**EXERCISES TO COMPLETE:**
**A)** Reproduce verbatim the portion of the Nextflow article that begins at the words "- Integrated data" and stops after the words "results with collaborators.".
**B)** Summarize the Nextflow article in two sentences.

**EXCERPT TO READ:**

□ □ □ □ □

Scaling Nextflow pipelines and AI agents on Verily Workbench
To ensure researchers can easily incorporate advanced analytics tools into their work, Verily Health recently added Nextflow into Verily Workbench. By bringing this powerful workflow framework directly into Workbench’s enterprise-grade Trusted Research Environment (TRE),researchers can now seamlessly scale both massive genomic pipeline and high-throughput AI agent evaluations with secure co-analysis and data governance.
Nextflow has become a go-to tool for scalable, reproducible scientific workflows due to its ability to handle complex dependencies and make pipelines portable across clouds and HPC systems. However, running Nextflow as a separate deployment can require significant operational overhead requiring teams to manage infrastructure and ensure proper governance and data access for users.
By handling the heavy infrastructure layer behind the scenes, Verily Workbench further expands the value of Nextflow across four core capabilities:
- Unified workflow management: Verily Workbench consolidates the entire workflow lifecycle into a single, clean user interface (UI). Researchers can register pipelines, configure inputs, and submit runs, while tracking real-time progress, outputs, and engine logs all in one organized workspace.
- Click-and-go setup: Whether you are using your own custom processes or popular, ready-to-use community workflows (e.g. nf-core), Workbench makes it easy to get started.
- Built for reproducibility and scale: Every run captures crucial metadata including inputs, sample sheets and profiles. A centralized dashboard allows for real-time tracking of jobs and individual tasks, making it easy to spot bottlenecks or failures.
- Integrated data and analysis: Workbench integrates Nextflow with its Data Collections, allowing teams to manage their governed multi-modal datasets in one place. Once a job completes, researchers can launch JupyterLab,VS Code or other custom environments within the platform in order to continue their analysis and securely share results with collaborators.

□ □ □ □ □

**SUPPLIED RECORDS:**

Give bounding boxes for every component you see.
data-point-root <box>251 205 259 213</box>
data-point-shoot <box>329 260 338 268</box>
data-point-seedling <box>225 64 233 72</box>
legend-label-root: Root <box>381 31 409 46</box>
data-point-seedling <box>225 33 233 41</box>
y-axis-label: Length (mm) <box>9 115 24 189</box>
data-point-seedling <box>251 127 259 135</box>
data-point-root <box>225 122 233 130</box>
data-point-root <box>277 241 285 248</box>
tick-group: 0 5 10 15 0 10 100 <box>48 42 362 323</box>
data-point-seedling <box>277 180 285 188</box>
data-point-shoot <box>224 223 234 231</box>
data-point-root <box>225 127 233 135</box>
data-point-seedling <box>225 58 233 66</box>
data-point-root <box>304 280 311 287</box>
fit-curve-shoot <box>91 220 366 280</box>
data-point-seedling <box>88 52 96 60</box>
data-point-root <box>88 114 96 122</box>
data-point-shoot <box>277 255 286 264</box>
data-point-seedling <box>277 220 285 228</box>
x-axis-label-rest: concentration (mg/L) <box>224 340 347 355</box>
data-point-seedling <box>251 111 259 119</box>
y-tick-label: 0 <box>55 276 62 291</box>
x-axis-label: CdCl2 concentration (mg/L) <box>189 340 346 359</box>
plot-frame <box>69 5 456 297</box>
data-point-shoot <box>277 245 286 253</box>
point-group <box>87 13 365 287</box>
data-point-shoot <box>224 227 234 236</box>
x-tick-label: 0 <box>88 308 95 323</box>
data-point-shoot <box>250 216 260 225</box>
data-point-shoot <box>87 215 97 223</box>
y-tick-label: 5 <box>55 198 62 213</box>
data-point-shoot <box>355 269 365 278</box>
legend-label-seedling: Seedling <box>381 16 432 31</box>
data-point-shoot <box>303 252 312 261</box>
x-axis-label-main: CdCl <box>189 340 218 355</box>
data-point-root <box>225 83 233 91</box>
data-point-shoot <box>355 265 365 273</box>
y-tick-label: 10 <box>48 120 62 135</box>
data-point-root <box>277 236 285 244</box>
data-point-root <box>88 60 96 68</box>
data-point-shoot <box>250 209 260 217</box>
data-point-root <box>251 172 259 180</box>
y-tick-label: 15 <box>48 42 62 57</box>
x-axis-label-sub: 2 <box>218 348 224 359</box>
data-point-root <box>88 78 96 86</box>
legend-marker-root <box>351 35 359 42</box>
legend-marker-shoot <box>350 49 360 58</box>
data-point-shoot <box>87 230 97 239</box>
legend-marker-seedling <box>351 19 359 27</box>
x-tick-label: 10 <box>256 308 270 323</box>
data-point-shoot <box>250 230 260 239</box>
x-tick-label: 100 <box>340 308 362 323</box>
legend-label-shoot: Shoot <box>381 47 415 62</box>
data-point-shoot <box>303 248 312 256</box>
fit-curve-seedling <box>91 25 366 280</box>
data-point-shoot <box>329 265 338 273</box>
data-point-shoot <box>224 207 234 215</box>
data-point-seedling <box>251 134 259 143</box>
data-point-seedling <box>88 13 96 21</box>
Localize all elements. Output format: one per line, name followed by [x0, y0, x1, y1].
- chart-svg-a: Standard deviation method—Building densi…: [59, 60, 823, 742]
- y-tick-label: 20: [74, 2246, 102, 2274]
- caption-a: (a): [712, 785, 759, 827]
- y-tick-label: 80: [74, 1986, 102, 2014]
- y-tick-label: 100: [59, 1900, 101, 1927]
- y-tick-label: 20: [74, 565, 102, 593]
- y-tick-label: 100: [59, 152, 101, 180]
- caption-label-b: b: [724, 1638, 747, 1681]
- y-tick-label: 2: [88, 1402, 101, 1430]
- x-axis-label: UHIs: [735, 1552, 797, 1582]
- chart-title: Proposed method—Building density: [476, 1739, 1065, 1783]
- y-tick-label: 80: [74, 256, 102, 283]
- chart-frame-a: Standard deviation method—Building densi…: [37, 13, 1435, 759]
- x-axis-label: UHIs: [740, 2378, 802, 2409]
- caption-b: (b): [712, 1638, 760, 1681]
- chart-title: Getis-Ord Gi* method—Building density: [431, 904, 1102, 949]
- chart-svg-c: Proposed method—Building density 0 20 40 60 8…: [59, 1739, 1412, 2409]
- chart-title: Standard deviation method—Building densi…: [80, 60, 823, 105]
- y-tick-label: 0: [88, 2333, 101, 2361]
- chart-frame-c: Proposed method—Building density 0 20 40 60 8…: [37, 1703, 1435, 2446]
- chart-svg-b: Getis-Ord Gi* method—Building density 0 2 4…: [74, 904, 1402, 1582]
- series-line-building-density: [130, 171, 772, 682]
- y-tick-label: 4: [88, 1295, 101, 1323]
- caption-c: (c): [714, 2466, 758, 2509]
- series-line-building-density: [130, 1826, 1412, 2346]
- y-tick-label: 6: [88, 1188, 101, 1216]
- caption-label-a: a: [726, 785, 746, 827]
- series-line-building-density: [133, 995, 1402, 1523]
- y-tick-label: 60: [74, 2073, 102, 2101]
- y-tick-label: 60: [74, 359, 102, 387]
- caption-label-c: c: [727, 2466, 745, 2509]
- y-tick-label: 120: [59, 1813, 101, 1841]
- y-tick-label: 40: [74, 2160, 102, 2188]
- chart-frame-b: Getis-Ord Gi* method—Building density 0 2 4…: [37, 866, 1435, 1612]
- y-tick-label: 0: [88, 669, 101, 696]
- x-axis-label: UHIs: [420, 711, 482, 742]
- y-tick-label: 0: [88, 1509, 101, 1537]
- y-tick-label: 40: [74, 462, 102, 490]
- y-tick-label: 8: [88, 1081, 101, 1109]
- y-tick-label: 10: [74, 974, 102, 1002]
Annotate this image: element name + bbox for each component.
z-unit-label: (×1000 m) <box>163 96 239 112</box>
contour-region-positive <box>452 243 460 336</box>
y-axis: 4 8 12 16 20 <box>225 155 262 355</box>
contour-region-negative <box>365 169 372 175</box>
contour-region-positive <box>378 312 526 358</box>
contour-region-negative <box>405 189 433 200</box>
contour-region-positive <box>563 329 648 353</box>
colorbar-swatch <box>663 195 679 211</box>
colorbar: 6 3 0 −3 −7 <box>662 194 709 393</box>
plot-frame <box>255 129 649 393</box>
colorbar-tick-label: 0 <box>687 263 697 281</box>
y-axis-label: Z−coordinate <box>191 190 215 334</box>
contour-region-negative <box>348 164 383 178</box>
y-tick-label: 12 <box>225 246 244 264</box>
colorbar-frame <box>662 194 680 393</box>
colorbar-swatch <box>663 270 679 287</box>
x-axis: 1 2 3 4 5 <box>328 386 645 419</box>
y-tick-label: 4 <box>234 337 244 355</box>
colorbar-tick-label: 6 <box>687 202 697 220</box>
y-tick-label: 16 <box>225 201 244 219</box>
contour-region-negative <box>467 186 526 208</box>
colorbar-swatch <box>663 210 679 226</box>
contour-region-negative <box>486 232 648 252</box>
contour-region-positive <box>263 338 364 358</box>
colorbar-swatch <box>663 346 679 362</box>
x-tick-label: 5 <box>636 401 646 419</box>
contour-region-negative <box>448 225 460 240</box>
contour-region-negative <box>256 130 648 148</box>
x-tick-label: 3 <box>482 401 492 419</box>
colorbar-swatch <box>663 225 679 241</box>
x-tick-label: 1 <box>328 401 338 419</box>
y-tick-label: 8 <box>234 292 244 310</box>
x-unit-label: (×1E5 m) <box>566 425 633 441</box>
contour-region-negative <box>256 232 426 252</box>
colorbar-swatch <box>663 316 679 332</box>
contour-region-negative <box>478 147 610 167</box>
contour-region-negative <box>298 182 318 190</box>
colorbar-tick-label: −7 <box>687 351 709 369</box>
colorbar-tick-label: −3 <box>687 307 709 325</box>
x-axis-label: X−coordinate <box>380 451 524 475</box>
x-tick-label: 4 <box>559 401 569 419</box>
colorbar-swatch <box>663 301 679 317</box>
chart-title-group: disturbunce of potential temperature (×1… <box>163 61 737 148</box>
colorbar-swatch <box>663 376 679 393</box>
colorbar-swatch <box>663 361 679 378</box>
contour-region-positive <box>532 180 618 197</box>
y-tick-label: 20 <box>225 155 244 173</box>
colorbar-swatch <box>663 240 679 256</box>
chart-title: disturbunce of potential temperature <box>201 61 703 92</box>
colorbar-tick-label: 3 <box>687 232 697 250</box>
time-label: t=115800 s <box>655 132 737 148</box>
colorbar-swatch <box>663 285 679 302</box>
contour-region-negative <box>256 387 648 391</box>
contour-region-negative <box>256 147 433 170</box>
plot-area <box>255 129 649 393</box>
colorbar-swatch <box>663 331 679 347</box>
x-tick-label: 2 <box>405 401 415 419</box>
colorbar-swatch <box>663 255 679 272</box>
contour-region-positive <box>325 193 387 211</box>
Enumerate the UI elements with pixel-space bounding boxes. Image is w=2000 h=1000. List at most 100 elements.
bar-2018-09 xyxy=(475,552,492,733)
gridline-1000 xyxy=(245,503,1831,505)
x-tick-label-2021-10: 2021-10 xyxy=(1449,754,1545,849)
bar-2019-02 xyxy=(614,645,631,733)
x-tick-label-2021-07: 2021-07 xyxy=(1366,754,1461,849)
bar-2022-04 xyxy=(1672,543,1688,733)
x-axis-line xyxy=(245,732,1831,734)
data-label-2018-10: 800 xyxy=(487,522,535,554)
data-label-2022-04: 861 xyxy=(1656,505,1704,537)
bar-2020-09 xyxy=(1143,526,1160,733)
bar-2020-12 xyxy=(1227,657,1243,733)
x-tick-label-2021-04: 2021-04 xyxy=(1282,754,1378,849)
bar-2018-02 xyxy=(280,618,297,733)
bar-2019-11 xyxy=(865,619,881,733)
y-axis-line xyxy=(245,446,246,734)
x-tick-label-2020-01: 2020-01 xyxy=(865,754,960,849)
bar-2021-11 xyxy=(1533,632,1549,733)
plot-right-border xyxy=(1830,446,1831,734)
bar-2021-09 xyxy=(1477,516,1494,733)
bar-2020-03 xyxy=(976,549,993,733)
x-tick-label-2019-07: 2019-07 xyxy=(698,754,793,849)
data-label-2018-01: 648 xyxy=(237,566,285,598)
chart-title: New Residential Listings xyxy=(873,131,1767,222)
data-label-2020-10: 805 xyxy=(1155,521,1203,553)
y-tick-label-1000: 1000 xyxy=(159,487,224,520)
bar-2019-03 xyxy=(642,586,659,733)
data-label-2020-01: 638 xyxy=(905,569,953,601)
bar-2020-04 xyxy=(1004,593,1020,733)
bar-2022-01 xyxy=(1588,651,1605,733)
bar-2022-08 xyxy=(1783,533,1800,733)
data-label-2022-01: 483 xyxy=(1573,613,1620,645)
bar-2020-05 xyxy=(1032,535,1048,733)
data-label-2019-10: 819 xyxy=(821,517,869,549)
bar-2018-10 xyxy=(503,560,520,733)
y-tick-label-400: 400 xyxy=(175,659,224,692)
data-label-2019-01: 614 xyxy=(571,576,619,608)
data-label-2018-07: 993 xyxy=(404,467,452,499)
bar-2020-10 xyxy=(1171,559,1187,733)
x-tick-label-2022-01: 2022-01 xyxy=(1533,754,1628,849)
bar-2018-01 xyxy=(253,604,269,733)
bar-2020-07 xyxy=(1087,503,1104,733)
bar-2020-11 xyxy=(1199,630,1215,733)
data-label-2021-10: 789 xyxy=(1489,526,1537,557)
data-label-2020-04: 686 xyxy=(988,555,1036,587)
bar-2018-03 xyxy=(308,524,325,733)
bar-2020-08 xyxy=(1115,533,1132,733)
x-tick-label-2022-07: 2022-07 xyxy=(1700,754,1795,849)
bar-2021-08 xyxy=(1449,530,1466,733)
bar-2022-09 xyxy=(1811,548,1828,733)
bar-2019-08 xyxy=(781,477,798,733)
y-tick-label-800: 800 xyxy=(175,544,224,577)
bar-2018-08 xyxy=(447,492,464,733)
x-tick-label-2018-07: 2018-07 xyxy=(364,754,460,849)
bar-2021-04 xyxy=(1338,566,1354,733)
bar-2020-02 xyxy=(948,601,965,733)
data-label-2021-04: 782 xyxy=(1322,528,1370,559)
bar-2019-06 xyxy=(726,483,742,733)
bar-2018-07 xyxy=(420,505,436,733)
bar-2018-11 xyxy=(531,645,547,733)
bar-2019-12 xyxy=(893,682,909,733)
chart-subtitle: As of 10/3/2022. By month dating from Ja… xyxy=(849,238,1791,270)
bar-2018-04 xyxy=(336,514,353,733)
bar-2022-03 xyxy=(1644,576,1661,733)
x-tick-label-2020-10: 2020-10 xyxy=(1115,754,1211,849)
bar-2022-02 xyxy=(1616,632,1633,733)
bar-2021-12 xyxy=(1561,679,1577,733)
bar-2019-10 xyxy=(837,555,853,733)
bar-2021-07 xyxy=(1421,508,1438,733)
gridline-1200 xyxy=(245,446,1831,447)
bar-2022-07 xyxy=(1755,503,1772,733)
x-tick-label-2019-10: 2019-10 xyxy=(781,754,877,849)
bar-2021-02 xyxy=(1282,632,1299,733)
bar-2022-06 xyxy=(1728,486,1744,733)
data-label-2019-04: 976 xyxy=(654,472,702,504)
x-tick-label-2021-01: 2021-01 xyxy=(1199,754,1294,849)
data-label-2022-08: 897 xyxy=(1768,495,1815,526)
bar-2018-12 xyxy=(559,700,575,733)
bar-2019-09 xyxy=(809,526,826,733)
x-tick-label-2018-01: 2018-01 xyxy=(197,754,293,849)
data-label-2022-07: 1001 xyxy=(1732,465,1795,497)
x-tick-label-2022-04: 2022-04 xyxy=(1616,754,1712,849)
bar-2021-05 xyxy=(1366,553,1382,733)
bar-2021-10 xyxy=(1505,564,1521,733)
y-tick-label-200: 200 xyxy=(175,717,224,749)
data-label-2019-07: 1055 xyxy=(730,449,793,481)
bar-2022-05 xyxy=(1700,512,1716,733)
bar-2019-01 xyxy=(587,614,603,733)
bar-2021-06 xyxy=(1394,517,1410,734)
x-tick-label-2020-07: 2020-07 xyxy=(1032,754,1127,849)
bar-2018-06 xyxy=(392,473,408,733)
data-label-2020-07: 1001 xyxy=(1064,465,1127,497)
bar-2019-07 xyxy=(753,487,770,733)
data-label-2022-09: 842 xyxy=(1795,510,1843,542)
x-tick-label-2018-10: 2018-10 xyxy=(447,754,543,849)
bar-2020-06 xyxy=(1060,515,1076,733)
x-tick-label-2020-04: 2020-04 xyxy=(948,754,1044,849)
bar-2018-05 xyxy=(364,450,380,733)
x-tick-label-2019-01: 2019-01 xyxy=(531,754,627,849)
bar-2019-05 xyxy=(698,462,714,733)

□ □ □ □ □

**TASK ANSWERS:**
**A)**
- Integrated data and analysis: Workbench integrates Nextflow with its Data Collections, allowing teams to manage their governed multi-modal datasets in one place. Once a job completes, researchers can launch JupyterLab,VS Code or other custom environments within the platform in order to continue their analysis and securely share results with collaborators.

**B)** Verily Health has added Nextflow to Verily Workbench so that researchers can scale genomic pipelines and AI agent evaluations inside its Trusted Research Environment, with secure co-analysis and data governance. By handling the infrastructure layer, Workbench offers unified workflow management, easy setup for custom and community workflows, reproducibility and scale through captured run metadata and a tracking dashboard, and integration with its Data Collections and analysis environments.